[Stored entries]
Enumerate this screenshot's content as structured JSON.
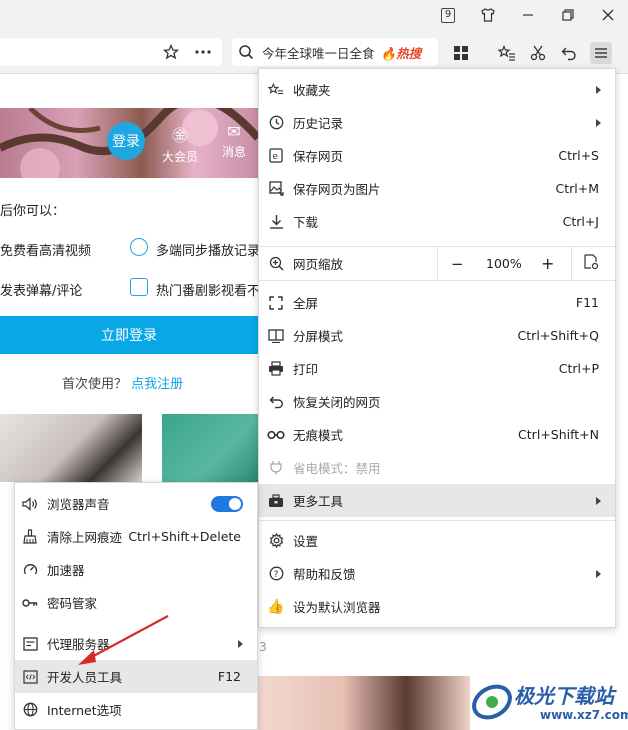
{
  "titlebar": {
    "badge_number": "9"
  },
  "toolbar": {
    "search_text": "今年全球唯一日全食",
    "hot_label": "热搜"
  },
  "page": {
    "login_circle": "登录",
    "vip_label": "大会员",
    "msg_label": "消息",
    "after_login": "后你可以：",
    "feature1": "免费看高清视频",
    "feature2": "多端同步播放记录",
    "feature3": "发表弹幕/评论",
    "feature4": "热门番剧影视看不",
    "login_button": "立即登录",
    "first_use": "首次使用？",
    "register_link": "点我注册",
    "page_num": "3"
  },
  "menu": {
    "items": [
      {
        "label": "收藏夹",
        "shortcut": ""
      },
      {
        "label": "历史记录",
        "shortcut": ""
      },
      {
        "label": "保存网页",
        "shortcut": "Ctrl+S"
      },
      {
        "label": "保存网页为图片",
        "shortcut": "Ctrl+M"
      },
      {
        "label": "下载",
        "shortcut": "Ctrl+J"
      },
      {
        "label": "网页缩放",
        "shortcut": ""
      },
      {
        "label": "全屏",
        "shortcut": "F11"
      },
      {
        "label": "分屏模式",
        "shortcut": "Ctrl+Shift+Q"
      },
      {
        "label": "打印",
        "shortcut": "Ctrl+P"
      },
      {
        "label": "恢复关闭的网页",
        "shortcut": ""
      },
      {
        "label": "无痕模式",
        "shortcut": "Ctrl+Shift+N"
      },
      {
        "label": "省电模式：禁用",
        "shortcut": ""
      },
      {
        "label": "更多工具",
        "shortcut": ""
      },
      {
        "label": "设置",
        "shortcut": ""
      },
      {
        "label": "帮助和反馈",
        "shortcut": ""
      },
      {
        "label": "设为默认浏览器",
        "shortcut": ""
      }
    ],
    "zoom": {
      "minus": "−",
      "value": "100%",
      "plus": "+"
    }
  },
  "submenu": {
    "items": [
      {
        "label": "浏览器声音",
        "shortcut": ""
      },
      {
        "label": "清除上网痕迹",
        "shortcut": "Ctrl+Shift+Delete"
      },
      {
        "label": "加速器",
        "shortcut": ""
      },
      {
        "label": "密码管家",
        "shortcut": ""
      },
      {
        "label": "代理服务器",
        "shortcut": ""
      },
      {
        "label": "开发人员工具",
        "shortcut": "F12"
      },
      {
        "label": "Internet选项",
        "shortcut": ""
      }
    ],
    "sound_enabled": true
  },
  "watermark": {
    "text": "极光下载站",
    "url": "www.xz7.com"
  },
  "colors": {
    "accent": "#0aa7e6",
    "toggle": "#1f7ae0",
    "hot": "#e84a2a",
    "arrow": "#d62b2b"
  }
}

Written instruction -> Except for the pictures, reproduce every line exactly.

Expected output ->
Enumerate this screenshot's content as structured JSON.
{
  "titlebar": {
    "badge_number": "9"
  },
  "toolbar": {
    "search_text": "今年全球唯一日全食",
    "hot_label": "热搜"
  },
  "page": {
    "login_circle": "登录",
    "vip_label": "大会员",
    "msg_label": "消息",
    "after_login": "后你可以：",
    "feature1": "免费看高清视频",
    "feature2": "多端同步播放记录",
    "feature3": "发表弹幕/评论",
    "feature4": "热门番剧影视看不",
    "login_button": "立即登录",
    "first_use": "首次使用？",
    "register_link": "点我注册",
    "page_num": "3"
  },
  "menu": {
    "items": [
      {
        "label": "收藏夹",
        "shortcut": ""
      },
      {
        "label": "历史记录",
        "shortcut": ""
      },
      {
        "label": "保存网页",
        "shortcut": "Ctrl+S"
      },
      {
        "label": "保存网页为图片",
        "shortcut": "Ctrl+M"
      },
      {
        "label": "下载",
        "shortcut": "Ctrl+J"
      },
      {
        "label": "网页缩放",
        "shortcut": ""
      },
      {
        "label": "全屏",
        "shortcut": "F11"
      },
      {
        "label": "分屏模式",
        "shortcut": "Ctrl+Shift+Q"
      },
      {
        "label": "打印",
        "shortcut": "Ctrl+P"
      },
      {
        "label": "恢复关闭的网页",
        "shortcut": ""
      },
      {
        "label": "无痕模式",
        "shortcut": "Ctrl+Shift+N"
      },
      {
        "label": "省电模式：禁用",
        "shortcut": ""
      },
      {
        "label": "更多工具",
        "shortcut": ""
      },
      {
        "label": "设置",
        "shortcut": ""
      },
      {
        "label": "帮助和反馈",
        "shortcut": ""
      },
      {
        "label": "设为默认浏览器",
        "shortcut": ""
      }
    ],
    "zoom": {
      "minus": "−",
      "value": "100%",
      "plus": "+"
    }
  },
  "submenu": {
    "items": [
      {
        "label": "浏览器声音",
        "shortcut": ""
      },
      {
        "label": "清除上网痕迹",
        "shortcut": "Ctrl+Shift+Delete"
      },
      {
        "label": "加速器",
        "shortcut": ""
      },
      {
        "label": "密码管家",
        "shortcut": ""
      },
      {
        "label": "代理服务器",
        "shortcut": ""
      },
      {
        "label": "开发人员工具",
        "shortcut": "F12"
      },
      {
        "label": "Internet选项",
        "shortcut": ""
      }
    ],
    "sound_enabled": true
  },
  "watermark": {
    "text": "极光下载站",
    "url": "www.xz7.com"
  },
  "colors": {
    "accent": "#0aa7e6",
    "toggle": "#1f7ae0",
    "hot": "#e84a2a",
    "arrow": "#d62b2b"
  }
}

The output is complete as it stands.